Exactly repeat the material, dropping only the pictures.

Start

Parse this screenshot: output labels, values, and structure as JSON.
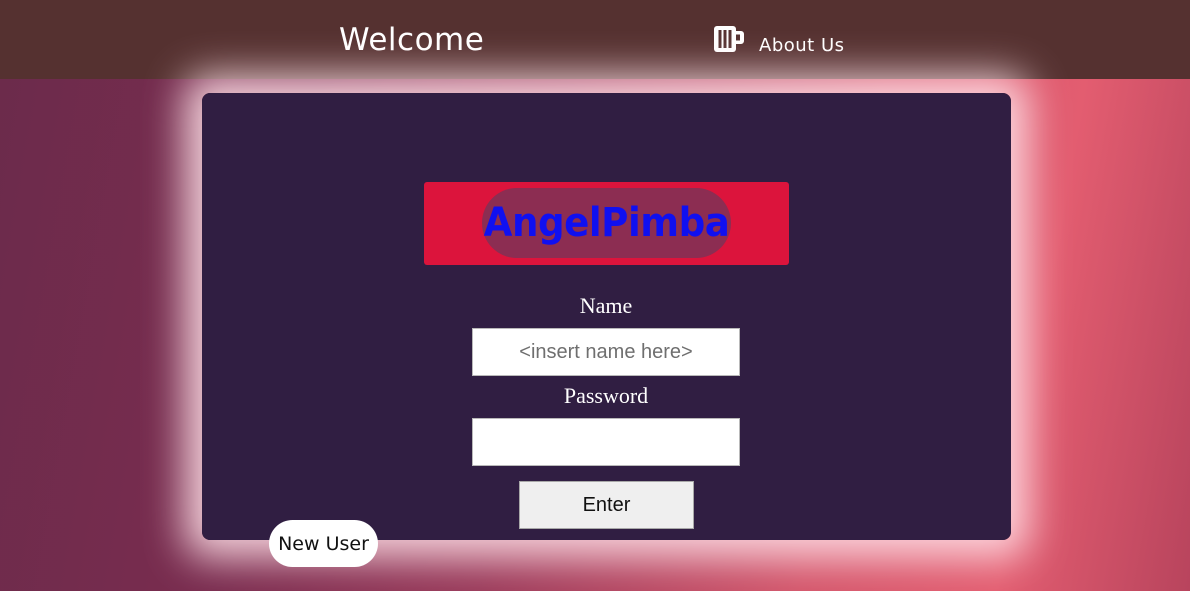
{
  "header": {
    "title": "Welcome",
    "about_label": "About Us",
    "about_icon": "beer-mug-icon",
    "background_color": "#553130"
  },
  "card": {
    "background_color": "#301e42",
    "logo": {
      "text": "AngelPimba",
      "box_color": "#dc143c",
      "pill_color": "#8c2d52",
      "text_color": "#1010f0"
    },
    "name_label": "Name",
    "name_placeholder": "<insert name here>",
    "name_value": "",
    "password_label": "Password",
    "password_value": "",
    "enter_label": "Enter"
  },
  "new_user_label": "New User"
}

End

- **OUTPUT OF THE EXERCISE**
Parse this screenshot: output labels, values, and structure as JSON.
{
  "header": {
    "title": "Welcome",
    "about_label": "About Us",
    "about_icon": "beer-mug-icon",
    "background_color": "#553130"
  },
  "card": {
    "background_color": "#301e42",
    "logo": {
      "text": "AngelPimba",
      "box_color": "#dc143c",
      "pill_color": "#8c2d52",
      "text_color": "#1010f0"
    },
    "name_label": "Name",
    "name_placeholder": "<insert name here>",
    "name_value": "",
    "password_label": "Password",
    "password_value": "",
    "enter_label": "Enter"
  },
  "new_user_label": "New User"
}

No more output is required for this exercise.